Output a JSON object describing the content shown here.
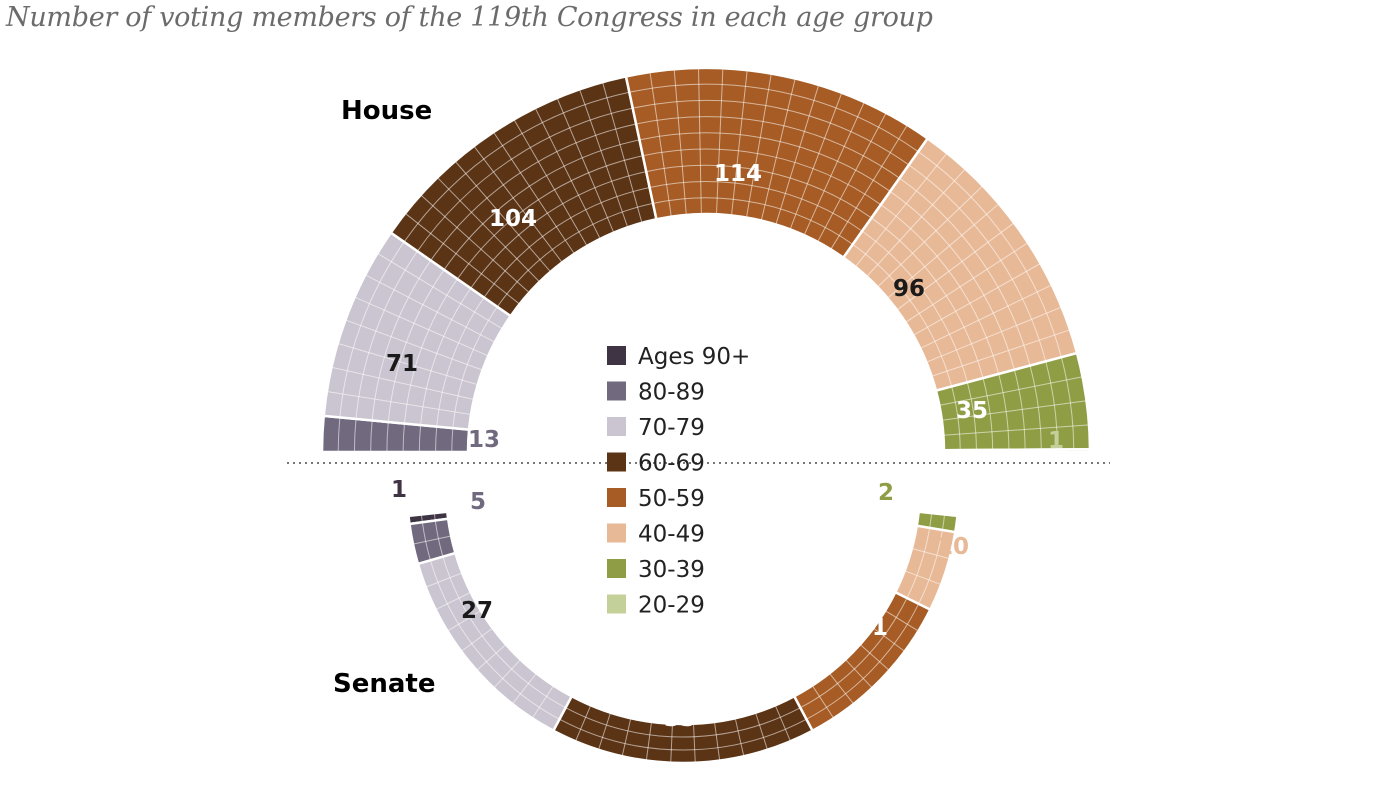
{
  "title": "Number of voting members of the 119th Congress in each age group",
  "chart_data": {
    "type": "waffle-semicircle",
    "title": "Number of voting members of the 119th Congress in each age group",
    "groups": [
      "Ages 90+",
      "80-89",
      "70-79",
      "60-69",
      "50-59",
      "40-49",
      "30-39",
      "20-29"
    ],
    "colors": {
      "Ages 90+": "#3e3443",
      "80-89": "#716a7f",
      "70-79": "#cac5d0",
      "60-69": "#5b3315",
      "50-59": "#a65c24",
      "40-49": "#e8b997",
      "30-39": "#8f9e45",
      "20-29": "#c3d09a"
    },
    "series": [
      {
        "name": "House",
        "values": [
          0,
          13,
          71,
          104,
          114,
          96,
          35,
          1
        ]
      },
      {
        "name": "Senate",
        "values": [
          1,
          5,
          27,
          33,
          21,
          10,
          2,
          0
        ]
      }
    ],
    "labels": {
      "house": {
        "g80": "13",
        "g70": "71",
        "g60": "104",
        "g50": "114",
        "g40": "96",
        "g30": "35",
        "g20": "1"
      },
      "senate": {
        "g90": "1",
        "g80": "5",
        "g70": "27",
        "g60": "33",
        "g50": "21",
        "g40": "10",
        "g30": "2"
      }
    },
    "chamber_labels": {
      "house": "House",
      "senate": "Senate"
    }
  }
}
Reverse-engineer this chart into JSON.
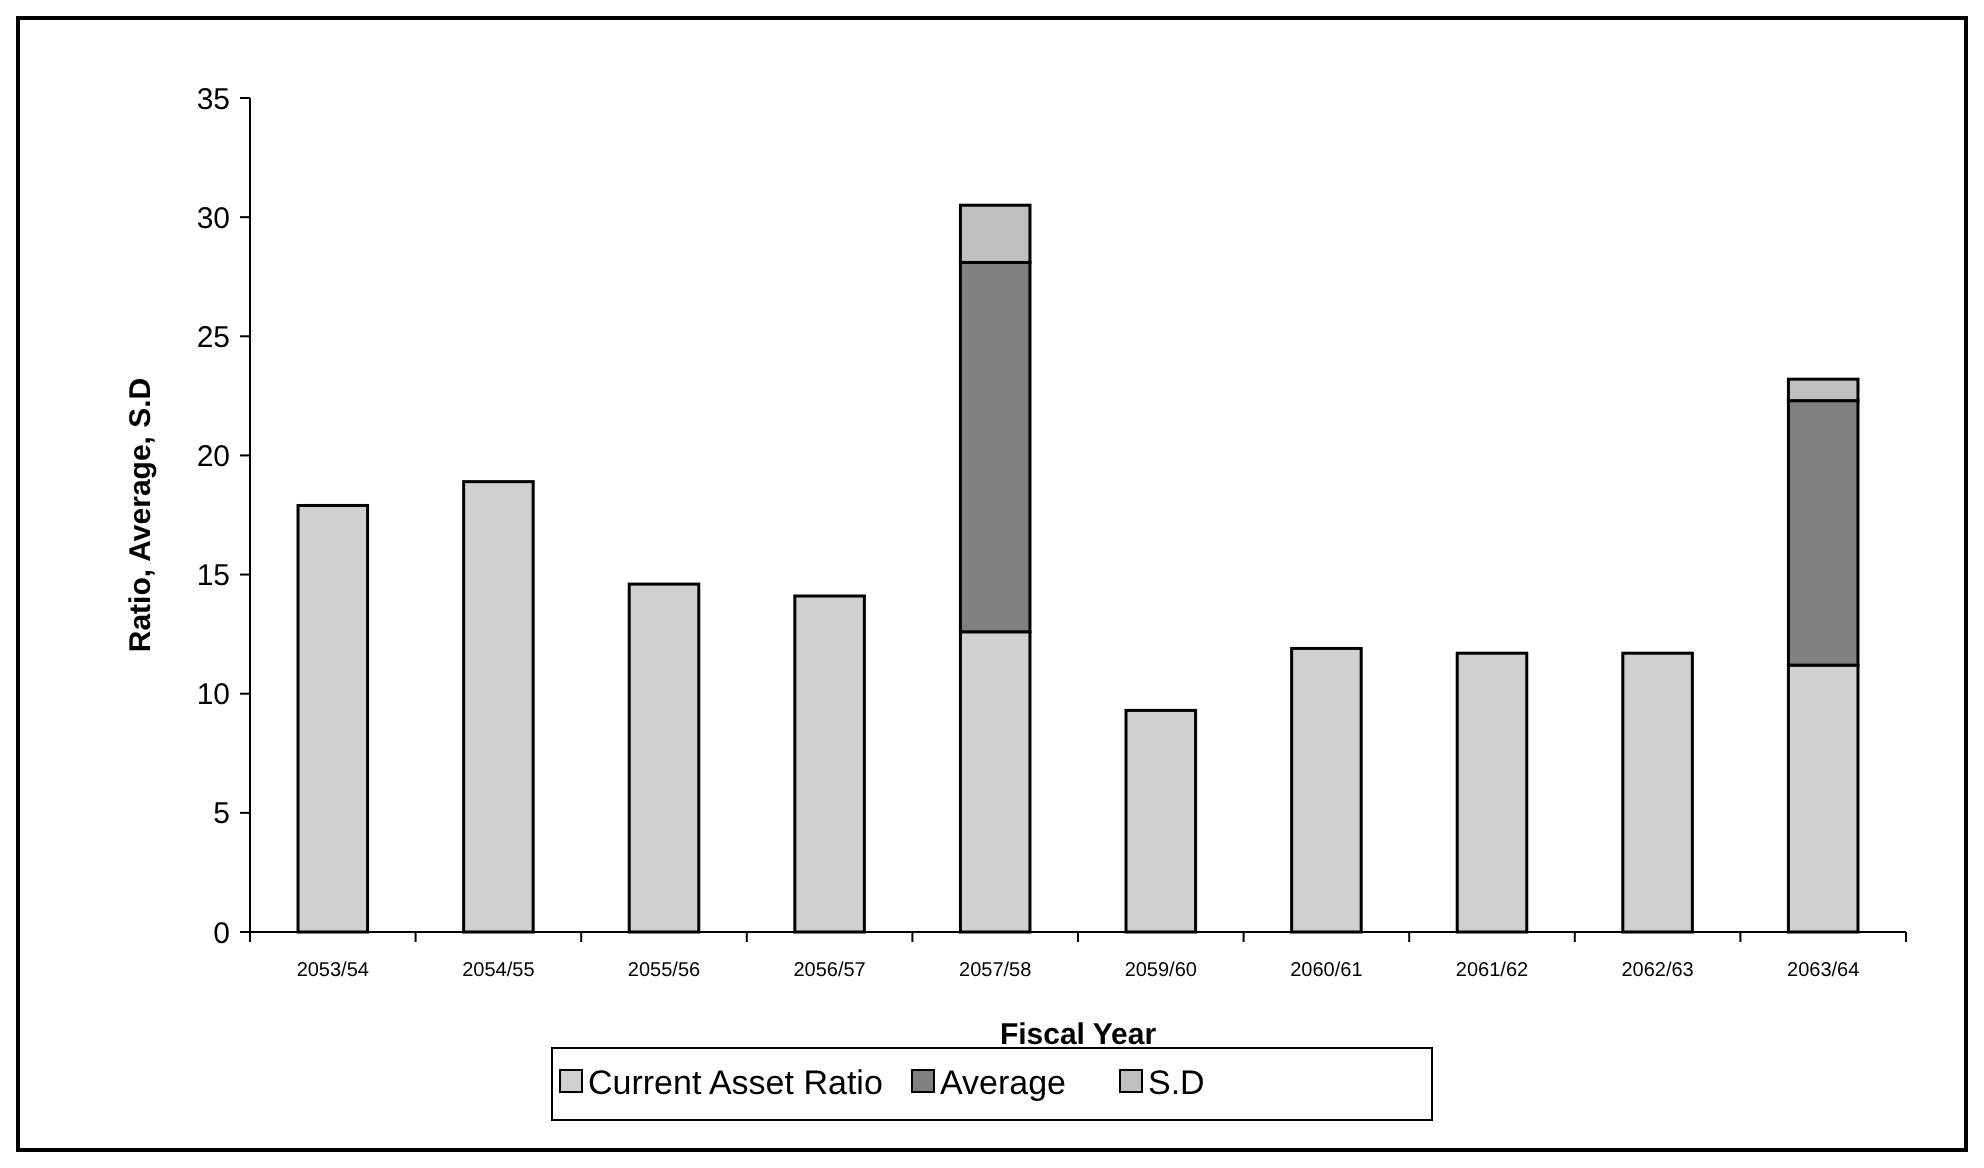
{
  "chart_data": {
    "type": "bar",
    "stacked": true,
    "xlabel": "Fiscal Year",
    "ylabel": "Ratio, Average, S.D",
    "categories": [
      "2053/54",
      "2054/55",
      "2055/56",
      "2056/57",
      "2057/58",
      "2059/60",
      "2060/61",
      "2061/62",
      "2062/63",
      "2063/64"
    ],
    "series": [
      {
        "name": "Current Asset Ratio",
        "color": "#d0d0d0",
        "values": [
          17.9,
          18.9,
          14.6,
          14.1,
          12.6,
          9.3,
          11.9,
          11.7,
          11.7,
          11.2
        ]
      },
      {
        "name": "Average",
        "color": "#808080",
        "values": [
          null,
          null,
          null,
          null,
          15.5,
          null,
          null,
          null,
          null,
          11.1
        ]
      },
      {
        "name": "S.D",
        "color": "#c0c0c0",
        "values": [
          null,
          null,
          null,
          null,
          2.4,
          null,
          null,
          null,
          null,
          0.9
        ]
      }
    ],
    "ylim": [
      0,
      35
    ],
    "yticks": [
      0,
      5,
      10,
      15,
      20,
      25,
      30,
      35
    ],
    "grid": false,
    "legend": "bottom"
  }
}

### OBJECTIVE
Search the listing for the word "Congress". Copy every line in which it occurs.

### FULL OUTPUT
  "title": "Number of voting members of the 119th Congress in each age group",
    "title": "Number of voting members of the 119th Congress in each age group",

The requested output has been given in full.